All lines holding the string "icon" are to be shown.

-- Listed entries start --

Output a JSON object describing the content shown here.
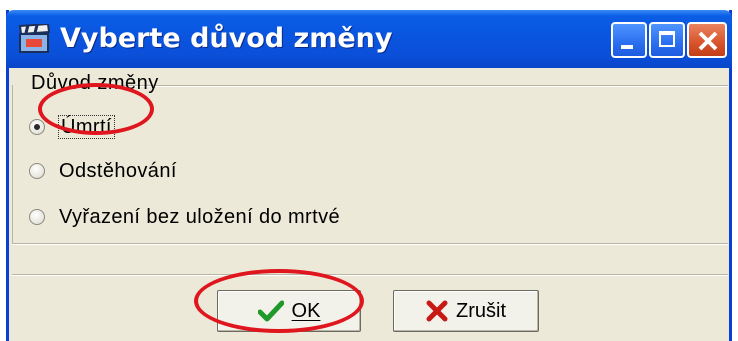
{
  "window": {
    "title": "Vyberte důvod změny",
    "title_icon": "clapperboard-icon",
    "controls": {
      "minimize_icon": "minimize-icon",
      "maximize_icon": "maximize-icon",
      "close_icon": "close-icon"
    }
  },
  "group": {
    "label": "Důvod změny",
    "options": [
      {
        "label": "Úmrtí",
        "checked": true
      },
      {
        "label": "Odstěhování",
        "checked": false
      },
      {
        "label": "Vyřazení bez uložení do mrtvé",
        "checked": false
      }
    ]
  },
  "buttons": {
    "ok": {
      "label": "OK",
      "icon": "checkmark-icon"
    },
    "cancel": {
      "label": "Zrušit",
      "icon": "x-icon"
    }
  },
  "colors": {
    "titlebar": "#0a55e0",
    "annotation": "#e0161e",
    "dialog_bg": "#ece9d8"
  }
}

-- Listed entries end --

(Finished exercise)
    "title_icon": "clapperboard-icon",
      "minimize_icon": "minimize-icon",
      "maximize_icon": "maximize-icon",
      "close_icon": "close-icon"
      "icon": "checkmark-icon"
      "icon": "x-icon"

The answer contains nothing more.